**Extracted records**

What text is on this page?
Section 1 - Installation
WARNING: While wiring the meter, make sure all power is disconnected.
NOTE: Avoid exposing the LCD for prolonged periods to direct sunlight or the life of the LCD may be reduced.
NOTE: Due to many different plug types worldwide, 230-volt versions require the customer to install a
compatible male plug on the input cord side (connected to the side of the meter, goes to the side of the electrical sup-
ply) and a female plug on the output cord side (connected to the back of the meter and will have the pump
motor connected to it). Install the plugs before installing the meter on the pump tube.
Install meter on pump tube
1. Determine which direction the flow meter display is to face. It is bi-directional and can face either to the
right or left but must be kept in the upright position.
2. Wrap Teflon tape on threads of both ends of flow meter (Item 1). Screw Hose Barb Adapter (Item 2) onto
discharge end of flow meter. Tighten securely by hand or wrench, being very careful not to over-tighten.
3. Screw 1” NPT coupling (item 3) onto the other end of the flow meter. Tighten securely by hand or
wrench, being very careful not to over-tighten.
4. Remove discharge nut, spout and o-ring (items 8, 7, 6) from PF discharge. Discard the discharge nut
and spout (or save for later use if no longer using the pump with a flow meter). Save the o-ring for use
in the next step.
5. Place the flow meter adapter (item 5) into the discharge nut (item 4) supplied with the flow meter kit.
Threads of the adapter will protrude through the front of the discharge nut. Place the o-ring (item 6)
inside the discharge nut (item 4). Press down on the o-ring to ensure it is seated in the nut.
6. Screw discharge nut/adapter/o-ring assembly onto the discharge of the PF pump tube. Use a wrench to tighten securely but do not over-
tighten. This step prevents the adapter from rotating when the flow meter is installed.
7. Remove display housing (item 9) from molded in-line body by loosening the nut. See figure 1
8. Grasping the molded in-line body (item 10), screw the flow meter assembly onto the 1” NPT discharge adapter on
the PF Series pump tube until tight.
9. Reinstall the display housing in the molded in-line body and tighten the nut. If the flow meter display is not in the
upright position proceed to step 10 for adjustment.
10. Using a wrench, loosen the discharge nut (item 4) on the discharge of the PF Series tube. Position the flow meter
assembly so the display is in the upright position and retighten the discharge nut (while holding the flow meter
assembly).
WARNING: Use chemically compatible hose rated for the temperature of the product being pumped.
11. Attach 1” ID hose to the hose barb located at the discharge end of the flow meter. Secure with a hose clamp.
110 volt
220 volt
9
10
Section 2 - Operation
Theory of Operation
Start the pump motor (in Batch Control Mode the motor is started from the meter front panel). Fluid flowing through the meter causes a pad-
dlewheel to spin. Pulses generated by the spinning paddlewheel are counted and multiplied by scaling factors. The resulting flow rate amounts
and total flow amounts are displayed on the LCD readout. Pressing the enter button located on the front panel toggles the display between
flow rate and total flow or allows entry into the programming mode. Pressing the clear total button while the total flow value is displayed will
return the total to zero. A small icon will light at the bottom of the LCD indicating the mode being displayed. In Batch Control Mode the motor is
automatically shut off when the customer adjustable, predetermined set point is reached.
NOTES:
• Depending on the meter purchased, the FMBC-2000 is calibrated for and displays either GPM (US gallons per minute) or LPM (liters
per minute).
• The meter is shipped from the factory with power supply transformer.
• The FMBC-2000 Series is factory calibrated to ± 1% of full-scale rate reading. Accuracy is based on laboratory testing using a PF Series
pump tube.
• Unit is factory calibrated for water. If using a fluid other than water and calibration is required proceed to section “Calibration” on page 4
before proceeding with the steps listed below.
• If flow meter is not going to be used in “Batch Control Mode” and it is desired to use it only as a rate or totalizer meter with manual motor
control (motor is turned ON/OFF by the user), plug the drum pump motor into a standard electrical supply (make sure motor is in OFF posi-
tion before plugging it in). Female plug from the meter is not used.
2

**Requirements**
Go through the material above line by line and copy it exactly.

**Response to the task**
What text is on this page?
Section 1 - Installation
WARNING: While wiring the meter, make sure all power is disconnected.
NOTE: Avoid exposing the LCD for prolonged periods to direct sunlight or the life of the LCD may be reduced.
NOTE: Due to many different plug types worldwide, 230-volt versions require the customer to install a
compatible male plug on the input cord side (connected to the side of the meter, goes to the side of the electrical sup-
ply) and a female plug on the output cord side (connected to the back of the meter and will have the pump
motor connected to it). Install the plugs before installing the meter on the pump tube.
Install meter on pump tube
1. Determine which direction the flow meter display is to face. It is bi-directional and can face either to the
right or left but must be kept in the upright position.
2. Wrap Teflon tape on threads of both ends of flow meter (Item 1). Screw Hose Barb Adapter (Item 2) onto
discharge end of flow meter. Tighten securely by hand or wrench, being very careful not to over-tighten.
3. Screw 1” NPT coupling (item 3) onto the other end of the flow meter. Tighten securely by hand or
wrench, being very careful not to over-tighten.
4. Remove discharge nut, spout and o-ring (items 8, 7, 6) from PF discharge. Discard the discharge nut
and spout (or save for later use if no longer using the pump with a flow meter). Save the o-ring for use
in the next step.
5. Place the flow meter adapter (item 5) into the discharge nut (item 4) supplied with the flow meter kit.
Threads of the adapter will protrude through the front of the discharge nut. Place the o-ring (item 6)
inside the discharge nut (item 4). Press down on the o-ring to ensure it is seated in the nut.
6. Screw discharge nut/adapter/o-ring assembly onto the discharge of the PF pump tube. Use a wrench to tighten securely but do not over-
tighten. This step prevents the adapter from rotating when the flow meter is installed.
7. Remove display housing (item 9) from molded in-line body by loosening the nut. See figure 1
8. Grasping the molded in-line body (item 10), screw the flow meter assembly onto the 1” NPT discharge adapter on
the PF Series pump tube until tight.
9. Reinstall the display housing in the molded in-line body and tighten the nut. If the flow meter display is not in the
upright position proceed to step 10 for adjustment.
10. Using a wrench, loosen the discharge nut (item 4) on the discharge of the PF Series tube. Position the flow meter
assembly so the display is in the upright position and retighten the discharge nut (while holding the flow meter
assembly).
WARNING: Use chemically compatible hose rated for the temperature of the product being pumped.
11. Attach 1” ID hose to the hose barb located at the discharge end of the flow meter. Secure with a hose clamp.
110 volt
220 volt
9
10
Section 2 - Operation
Theory of Operation
Start the pump motor (in Batch Control Mode the motor is started from the meter front panel). Fluid flowing through the meter causes a pad-
dlewheel to spin. Pulses generated by the spinning paddlewheel are counted and multiplied by scaling factors. The resulting flow rate amounts
and total flow amounts are displayed on the LCD readout. Pressing the enter button located on the front panel toggles the display between
flow rate and total flow or allows entry into the programming mode. Pressing the clear total button while the total flow value is displayed will
return the total to zero. A small icon will light at the bottom of the LCD indicating the mode being displayed. In Batch Control Mode the motor is
automatically shut off when the customer adjustable, predetermined set point is reached.
NOTES:
• Depending on the meter purchased, the FMBC-2000 is calibrated for and displays either GPM (US gallons per minute) or LPM (liters
per minute).
• The meter is shipped from the factory with power supply transformer.
• The FMBC-2000 Series is factory calibrated to ± 1% of full-scale rate reading. Accuracy is based on laboratory testing using a PF Series
pump tube.
• Unit is factory calibrated for water. If using a fluid other than water and calibration is required proceed to section “Calibration” on page 4
before proceeding with the steps listed below.
• If flow meter is not going to be used in “Batch Control Mode” and it is desired to use it only as a rate or totalizer meter with manual motor
control (motor is turned ON/OFF by the user), plug the drum pump motor into a standard electrical supply (make sure motor is in OFF posi-
tion before plugging it in). Female plug from the meter is not used.
2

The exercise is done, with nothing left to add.